#### TRECHO DO DOCUMENTO:
··········

A grande responsável pelo maior envolvimento dos moradores no dia a dia de seus condomínios e dos associados em seus clubes pode ser a Lei Federal 14.309, de 8 de março de 2022, que positivou a opção da realização da assembleia digital estabelecendo seus requisitos mínimos de validade, bem como  o conceito da “sessão permanente”, cuja viabilidade ainda era controversa nos tribunais. (Vide: TJSP 37 Câm. 0004604-15.2013.8.26.0045 Rel. Felipe Ferreira. j. 08/01/2018. TJDF 0707462-42.2017.8.07.0020 Rel. José Divino. j. 05/09/2018. STJ 3 Turma. Resp.1120140 MG 2009/0016163-4. Rel. Massami Yueda. j.).

De acordo com legislação, decisões que exijam quórum especial permitirão que as assembleias sejam convertidas em “sessão permanente”, mediante a concordância da maioria dos presentes, e desde que respeitadas as premissas estabelecidas pela lei.

É necessário que tanto os votos já manifestados, como o debate realizado pelos participantes da reunião inicial fiquem registrados na ata, sendo agendada nova data para seguimento dos trabalhos, com consignação dos temas a serem votados, em até 60 dias. Os presentes já devem sair convocados, sendo as unidades ausentes devidamente cientificadas da conversão realizada e também convocadas para a nova sessão com a pauta específica a ser decidida.

O complemento da deliberação poderá se dar presencialmente em um novo encontro, ou de forma virtual. Todas essas regras devem estar claras no edital de convocação.

Alterações que antes eram praticamente impossíveis de serem alcançadas por falta de quórum, ainda que fossem do interesse da imensa maioria, agora terão tempo mais que suficiente para serem debatidas e aprovadas. Isso inclui questões como a atualização das convenções condominiais, a permissão para aluguel de curta temporada por meio de aplicativos, a definição de vagas de garagem e reformas que alterem a destinação inicial de determinados equipamentos de prédios residenciais, por exemplo.

É o fim daquelas reuniões de condomínio em uma terça-feira à noite chuvosa na qual a grande parte dos interessados não consegue voltar para casa a tempo e os poucos participantes não têm legitimidade para aprovar propostas que seriam aprovadas facilmente se todos os envolvidos tivessem a oportunidade de depositar seus votos eletronicamente em uma hora e data mais conveniente.

··········

#### DADOS BRUTOS:
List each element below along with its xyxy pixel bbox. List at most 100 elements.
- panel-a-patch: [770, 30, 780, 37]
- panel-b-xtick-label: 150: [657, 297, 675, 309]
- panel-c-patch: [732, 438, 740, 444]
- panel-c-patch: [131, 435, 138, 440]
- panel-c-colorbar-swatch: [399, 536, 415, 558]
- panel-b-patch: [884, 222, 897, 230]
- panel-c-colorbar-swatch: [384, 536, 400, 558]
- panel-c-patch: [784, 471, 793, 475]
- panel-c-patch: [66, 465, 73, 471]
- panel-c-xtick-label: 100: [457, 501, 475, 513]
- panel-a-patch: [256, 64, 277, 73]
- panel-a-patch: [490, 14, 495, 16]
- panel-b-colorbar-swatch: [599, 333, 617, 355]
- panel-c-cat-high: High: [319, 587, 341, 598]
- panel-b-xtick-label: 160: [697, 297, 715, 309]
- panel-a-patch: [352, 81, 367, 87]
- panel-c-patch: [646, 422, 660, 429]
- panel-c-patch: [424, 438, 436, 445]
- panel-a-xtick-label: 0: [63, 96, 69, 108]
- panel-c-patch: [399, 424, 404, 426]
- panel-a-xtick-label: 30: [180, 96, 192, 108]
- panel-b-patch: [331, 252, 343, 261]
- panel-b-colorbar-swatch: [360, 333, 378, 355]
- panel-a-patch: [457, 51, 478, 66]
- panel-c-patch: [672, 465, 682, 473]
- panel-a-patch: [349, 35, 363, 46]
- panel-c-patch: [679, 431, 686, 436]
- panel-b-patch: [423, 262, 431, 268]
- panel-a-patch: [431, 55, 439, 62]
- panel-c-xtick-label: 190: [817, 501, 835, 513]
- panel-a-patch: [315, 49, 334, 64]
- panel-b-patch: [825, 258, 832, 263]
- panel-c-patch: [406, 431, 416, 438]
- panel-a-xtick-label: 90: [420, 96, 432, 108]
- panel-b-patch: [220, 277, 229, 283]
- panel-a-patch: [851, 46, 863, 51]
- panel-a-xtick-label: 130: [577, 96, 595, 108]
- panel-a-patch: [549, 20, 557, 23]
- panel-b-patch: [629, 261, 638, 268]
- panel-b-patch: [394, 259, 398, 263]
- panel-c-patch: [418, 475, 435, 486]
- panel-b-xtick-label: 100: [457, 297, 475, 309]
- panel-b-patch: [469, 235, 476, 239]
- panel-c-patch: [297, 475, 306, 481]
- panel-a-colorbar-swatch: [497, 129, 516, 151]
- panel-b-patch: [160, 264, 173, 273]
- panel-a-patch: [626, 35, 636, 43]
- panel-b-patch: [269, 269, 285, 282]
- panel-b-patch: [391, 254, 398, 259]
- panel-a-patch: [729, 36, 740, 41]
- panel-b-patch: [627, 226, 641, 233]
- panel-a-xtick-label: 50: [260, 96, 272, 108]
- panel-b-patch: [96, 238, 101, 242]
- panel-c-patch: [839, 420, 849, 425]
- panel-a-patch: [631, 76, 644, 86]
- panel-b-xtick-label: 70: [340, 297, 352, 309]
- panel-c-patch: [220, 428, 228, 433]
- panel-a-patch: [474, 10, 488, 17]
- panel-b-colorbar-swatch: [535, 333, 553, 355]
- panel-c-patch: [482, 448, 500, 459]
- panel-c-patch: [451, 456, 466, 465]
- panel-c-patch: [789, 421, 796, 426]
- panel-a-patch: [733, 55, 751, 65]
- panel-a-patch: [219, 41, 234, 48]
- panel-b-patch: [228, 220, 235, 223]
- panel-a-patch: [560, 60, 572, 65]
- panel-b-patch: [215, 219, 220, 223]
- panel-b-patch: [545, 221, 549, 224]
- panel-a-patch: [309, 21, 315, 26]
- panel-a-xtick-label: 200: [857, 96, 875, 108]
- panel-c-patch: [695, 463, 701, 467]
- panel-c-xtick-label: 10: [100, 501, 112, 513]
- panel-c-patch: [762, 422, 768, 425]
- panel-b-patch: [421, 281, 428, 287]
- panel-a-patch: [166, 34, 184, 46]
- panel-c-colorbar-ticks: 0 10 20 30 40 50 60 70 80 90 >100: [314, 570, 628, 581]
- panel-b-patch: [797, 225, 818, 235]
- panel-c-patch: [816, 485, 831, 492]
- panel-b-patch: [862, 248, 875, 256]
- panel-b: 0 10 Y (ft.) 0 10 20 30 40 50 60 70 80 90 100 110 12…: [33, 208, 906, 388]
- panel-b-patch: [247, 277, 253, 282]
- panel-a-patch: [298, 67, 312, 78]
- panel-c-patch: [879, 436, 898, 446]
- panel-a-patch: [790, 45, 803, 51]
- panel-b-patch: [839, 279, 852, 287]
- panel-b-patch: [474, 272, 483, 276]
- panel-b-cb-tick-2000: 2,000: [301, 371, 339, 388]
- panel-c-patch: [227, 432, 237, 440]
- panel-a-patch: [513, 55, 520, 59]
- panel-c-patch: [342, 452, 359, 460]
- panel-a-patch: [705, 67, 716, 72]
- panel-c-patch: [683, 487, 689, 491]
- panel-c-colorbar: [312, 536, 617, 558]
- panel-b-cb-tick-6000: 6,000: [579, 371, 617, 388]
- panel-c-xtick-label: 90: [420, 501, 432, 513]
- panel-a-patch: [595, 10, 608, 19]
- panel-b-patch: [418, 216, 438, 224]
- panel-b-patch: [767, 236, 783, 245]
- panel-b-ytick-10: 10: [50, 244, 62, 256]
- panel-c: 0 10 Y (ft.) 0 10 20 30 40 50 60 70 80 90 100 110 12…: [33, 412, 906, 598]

··········

#### SOLICITAÇÃO:
Copie fielmente a parte do texto sobre assembleias digitais em condomínios começando em "É necessário que" e seguindo até "a ser decidida.".

#### TAREFA CONCLUÍDA:
É necessário que tanto os votos já manifestados, como o debate realizado pelos participantes da reunião inicial fiquem registrados na ata, sendo agendada nova data para seguimento dos trabalhos, com consignação dos temas a serem votados, em até 60 dias. Os presentes já devem sair convocados, sendo as unidades ausentes devidamente cientificadas da conversão realizada e também convocadas para a nova sessão com a pauta específica a ser decidida.